> [What is expected] Copy the lines below exactly, everything from the line that contains "status-bar: Copyright ©" down to the line that contains "minimize-icon xyxy=(674,15,684,16)", with both of those lines included.

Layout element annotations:

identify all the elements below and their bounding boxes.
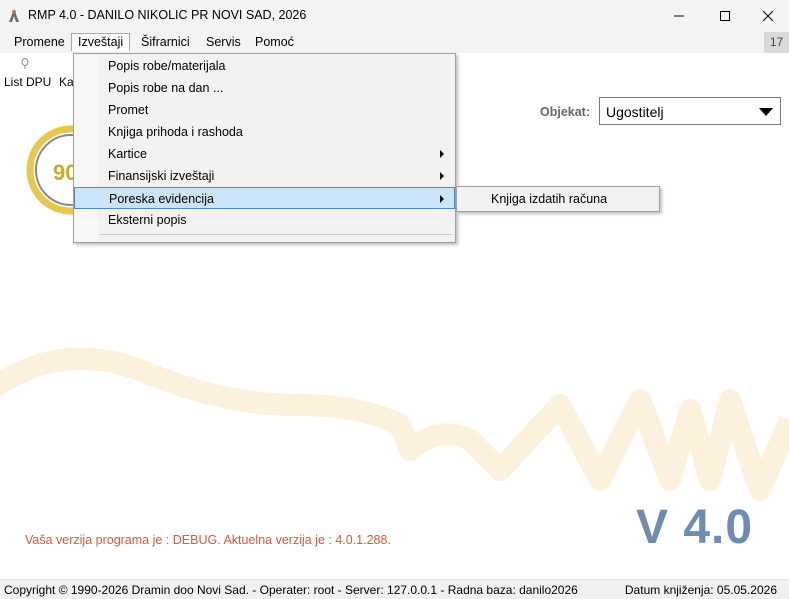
status-bar: Copyright © 1990-2026 Dramin doo Novi Sa… xyxy=(0,579,789,599)
menu-item-label: Eksterni popis xyxy=(108,213,187,227)
dropdown-arrow-icon xyxy=(759,108,773,116)
menu-item-label: Popis robe na dan ... xyxy=(108,81,224,95)
menu-item-popis-robe-na-dan[interactable]: Popis robe na dan ... xyxy=(75,77,454,99)
menu-sifrarnici[interactable]: Šifrarnici xyxy=(135,33,196,51)
close-button[interactable] xyxy=(745,0,789,31)
menu-item-label: Finansijski izveštaji xyxy=(108,169,215,183)
minimize-icon xyxy=(674,15,684,16)
maximize-button[interactable] xyxy=(702,0,748,31)
objekat-select-value: Ugostitelj xyxy=(606,104,664,120)
objekat-label: Objekat: xyxy=(540,105,591,119)
debug-message: Vaša verzija programa je : DEBUG. Aktuel… xyxy=(25,533,391,547)
objekat-select[interactable]: Ugostitelj xyxy=(599,97,781,125)
submenu-arrow-icon xyxy=(440,172,444,180)
menu-item-finansijski-izvestaji[interactable]: Finansijski izveštaji xyxy=(75,165,454,187)
menu-item-label: Promet xyxy=(108,103,149,117)
pin-icon xyxy=(21,58,29,69)
minimize-button[interactable] xyxy=(656,0,702,31)
menu-pomoc[interactable]: Pomoć xyxy=(249,33,300,51)
menu-item-label: Kartice xyxy=(108,147,147,161)
app-logo-icon xyxy=(9,9,19,22)
status-posting-date: Datum knjiženja: 05.05.2026 xyxy=(624,583,777,597)
close-icon xyxy=(762,10,774,21)
counter-badge: 17 xyxy=(764,32,789,53)
toolbar-item-ka[interactable]: Ka xyxy=(59,75,74,89)
submenu-arrow-icon xyxy=(440,150,444,158)
menu-item-label: Poreska evidencija xyxy=(109,192,214,206)
menu-item-kartice[interactable]: Kartice xyxy=(75,143,454,165)
menu-item-knjiga-izdatih-racuna[interactable]: Knjiga izdatih računa xyxy=(491,192,607,206)
menu-separator xyxy=(100,234,452,235)
menu-item-label: Popis robe/materijala xyxy=(108,59,226,73)
menu-promene[interactable]: Promene xyxy=(8,33,71,51)
menu-item-eksterni-popis[interactable]: Eksterni popis xyxy=(75,209,454,231)
submenu-arrow-icon xyxy=(440,195,444,203)
status-info: Copyright © 1990-2026 Dramin doo Novi Sa… xyxy=(4,583,578,597)
toolbar-list-dpu[interactable]: List DPU xyxy=(4,75,51,89)
maximize-icon xyxy=(720,10,730,21)
menu-bar: Promene Izveštaji Šifrarnici Servis Pomo… xyxy=(0,31,789,53)
menu-item-popis-robe-materijala[interactable]: Popis robe/materijala xyxy=(75,55,454,77)
menu-izvestaji[interactable]: Izveštaji xyxy=(71,33,131,51)
poreska-evidencija-submenu: Knjiga izdatih računa xyxy=(456,186,660,212)
window-title: RMP 4.0 - DANILO NIKOLIC PR NOVI SAD, 20… xyxy=(28,8,307,22)
title-bar: RMP 4.0 - DANILO NIKOLIC PR NOVI SAD, 20… xyxy=(0,0,789,31)
menu-servis[interactable]: Servis xyxy=(200,33,247,51)
menu-item-label: Knjiga prihoda i rashoda xyxy=(108,125,243,139)
izvestaji-dropdown-menu: Popis robe/materijala Popis robe na dan … xyxy=(73,53,456,243)
menu-item-promet[interactable]: Promet xyxy=(75,99,454,121)
menu-item-poreska-evidencija[interactable]: Poreska evidencija xyxy=(74,187,455,209)
version-badge: V 4.0 xyxy=(636,501,754,554)
menu-item-knjiga-prihoda-i-rashoda[interactable]: Knjiga prihoda i rashoda xyxy=(75,121,454,143)
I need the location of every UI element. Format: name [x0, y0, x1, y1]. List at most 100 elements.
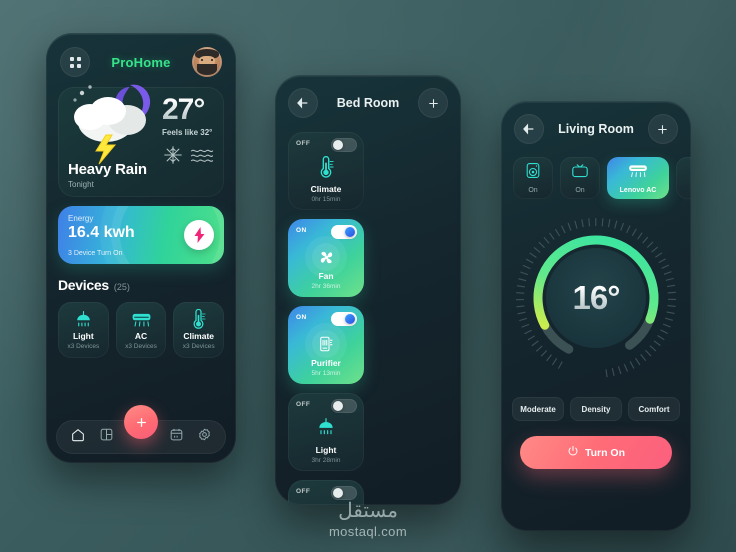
energy-value: 16.4 kwh: [68, 224, 135, 241]
energy-card[interactable]: Energy 16.4 kwh 3 Device Turn On: [58, 206, 224, 264]
tile-toggle[interactable]: [331, 138, 357, 152]
tile-light[interactable]: OFF Light 3hr 28min: [288, 393, 364, 471]
dashboard-icon[interactable]: [99, 427, 114, 447]
devices-list: Light x3 Devices AC x3 Devices Climate x…: [58, 302, 225, 358]
device-card-light[interactable]: Light x3 Devices: [58, 302, 109, 358]
chip-washing-machine[interactable]: On: [513, 157, 553, 199]
device-sub: x3 Devices: [67, 343, 100, 350]
lightning-bolt-icon[interactable]: [184, 220, 214, 250]
mode-density[interactable]: Density: [570, 397, 622, 421]
thermometer-icon: [190, 309, 207, 329]
air-conditioner-icon: [627, 163, 649, 184]
thermometer-icon: [288, 156, 364, 178]
add-device-fab[interactable]: [124, 405, 158, 439]
settings-gear-icon[interactable]: [197, 427, 212, 447]
home-icon[interactable]: [70, 427, 86, 448]
wind-waves-icon: [190, 149, 214, 162]
app-brand-title: ProHome: [111, 54, 171, 70]
chip-label: Lenovo AC: [619, 186, 657, 194]
tile-toggle[interactable]: [331, 225, 357, 239]
weather-condition: Heavy Rain: [68, 161, 147, 178]
weather-when: Tonight: [68, 180, 94, 189]
chip-thermostat[interactable]: Off: [676, 157, 691, 199]
weather-feels-like: Feels like 32°: [162, 128, 213, 137]
power-icon: [567, 445, 579, 460]
plus-icon[interactable]: [418, 88, 448, 118]
device-sub: x3 Devices: [182, 343, 215, 350]
tile-purifier[interactable]: ON Purifier 5hr 13min: [288, 306, 364, 384]
tile-state: OFF: [296, 401, 311, 408]
tile-state: OFF: [296, 488, 311, 495]
weather-readings: 27° Feels like 32°: [162, 95, 215, 166]
ceiling-lamp-icon: [74, 310, 93, 329]
watermark: مستقل mostaql.com: [0, 498, 736, 539]
room-title: Living Room: [558, 122, 634, 136]
bedroom-device-tiles: OFF Climate 0hr 15min ON Fan 2hr 36min O…: [288, 132, 448, 505]
washing-machine-icon: [525, 162, 541, 184]
device-sub: x3 Devices: [125, 343, 157, 350]
devices-section-header: Devices (25): [58, 277, 224, 293]
thermometer-icon: [689, 162, 691, 185]
device-card-climate[interactable]: Climate x3 Devices: [173, 302, 225, 358]
tile-climate[interactable]: OFF Climate 0hr 15min: [288, 132, 364, 210]
devices-count: (25): [113, 282, 130, 292]
phone-screen-bedroom: Bed Room OFF Climate 0hr 15min ON Fan 2h…: [275, 75, 461, 505]
device-name: Light: [72, 331, 94, 341]
calendar-icon[interactable]: [169, 427, 184, 447]
fan-icon: [288, 243, 364, 271]
tile-toggle[interactable]: [331, 312, 357, 326]
turn-on-button[interactable]: Turn On: [520, 436, 672, 469]
snowflake-icon: [164, 146, 182, 164]
chip-lenovo-ac[interactable]: Lenovo AC: [607, 157, 669, 199]
watermark-latin: mostaql.com: [328, 524, 408, 539]
home-header: ProHome: [46, 33, 236, 77]
turn-on-label: Turn On: [584, 446, 626, 459]
weather-condition-block: Heavy Rain Tonight: [68, 161, 147, 189]
devices-title: Devices: [58, 277, 109, 293]
ceiling-lamp-icon: [288, 417, 364, 437]
tile-name: Fan: [318, 271, 334, 281]
livingroom-header: Living Room: [501, 101, 691, 144]
air-conditioner-icon: [131, 310, 152, 329]
device-name: AC: [134, 331, 148, 341]
watermark-arabic: مستقل: [338, 500, 398, 522]
tile-time: 5hr 13min: [311, 370, 341, 377]
air-purifier-icon: [288, 330, 364, 358]
mode-buttons: Moderate Density Comfort: [512, 397, 680, 421]
mode-comfort[interactable]: Comfort: [628, 397, 680, 421]
plus-icon[interactable]: [647, 114, 678, 144]
tile-fan[interactable]: ON Fan 2hr 36min: [288, 219, 364, 297]
bedroom-header: Bed Room: [275, 75, 461, 118]
thunderstorm-cloud-moon-icon: [73, 84, 151, 165]
device-name: Climate: [183, 331, 215, 341]
grid-menu-icon[interactable]: [60, 47, 90, 77]
temperature-dial[interactable]: 16°: [513, 215, 679, 381]
tile-toggle[interactable]: [331, 399, 357, 413]
tile-name: Climate: [310, 184, 342, 194]
tile-state: ON: [296, 314, 307, 321]
weather-widget[interactable]: 27° Feels like 32° Heavy Rain Tonight: [58, 84, 224, 197]
user-avatar[interactable]: [191, 47, 222, 77]
weather-temperature: 27°: [162, 95, 215, 125]
tile-name: Purifier: [311, 358, 341, 368]
tile-state: ON: [296, 227, 307, 234]
tile-name: Light: [315, 445, 337, 455]
device-card-ac[interactable]: AC x3 Devices: [115, 302, 167, 358]
chip-television[interactable]: On: [560, 157, 600, 199]
television-icon: [571, 163, 589, 184]
energy-label: Energy: [68, 214, 94, 223]
back-arrow-icon[interactable]: [514, 114, 544, 144]
chip-label: On: [528, 187, 538, 194]
back-arrow-icon[interactable]: [288, 88, 318, 118]
phone-screen-home: ProHome 27° Feels like 32° Heavy Rain To…: [46, 33, 236, 463]
mode-moderate[interactable]: Moderate: [512, 397, 564, 421]
tile-state: OFF: [296, 140, 311, 147]
dial-value: 16°: [572, 279, 621, 316]
room-title: Bed Room: [336, 96, 400, 110]
energy-subtitle: 3 Device Turn On: [68, 250, 123, 257]
chip-label: On: [575, 186, 585, 194]
livingroom-device-chips: On On Lenovo AC: [513, 157, 691, 199]
phone-screen-livingroom: Living Room On On Lenovo AC 16° Moderate…: [501, 101, 691, 531]
tile-time: 0hr 15min: [311, 196, 341, 203]
tile-time: 3hr 28min: [311, 457, 341, 464]
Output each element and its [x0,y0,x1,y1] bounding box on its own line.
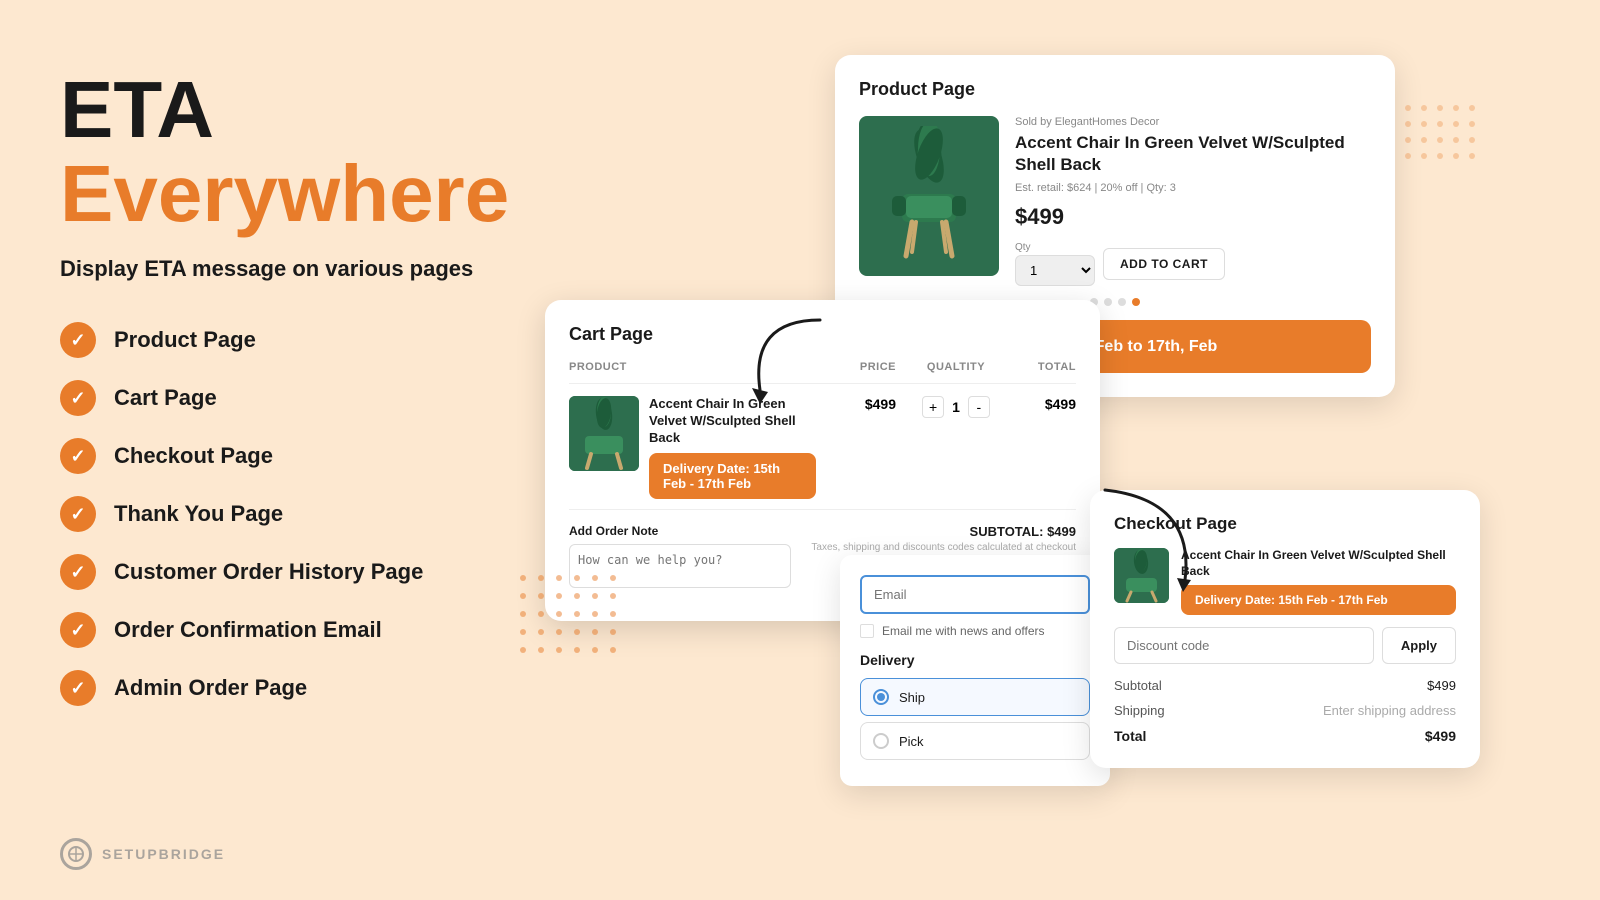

> [Exercise output]
status-bar: Copyright © 1990-2026 Dramin doo Novi Sa… xyxy=(0,579,789,599)
menu-item-label: Eksterni popis xyxy=(108,213,187,227)
dropdown-arrow-icon xyxy=(759,108,773,116)
menu-item-label: Popis robe na dan ... xyxy=(108,81,224,95)
menu-item-popis-robe-na-dan[interactable]: Popis robe na dan ... xyxy=(75,77,454,99)
menu-sifrarnici[interactable]: Šifrarnici xyxy=(135,33,196,51)
close-button[interactable] xyxy=(745,0,789,31)
menu-item-label: Finansijski izveštaji xyxy=(108,169,215,183)
minimize-icon xyxy=(674,15,684,16)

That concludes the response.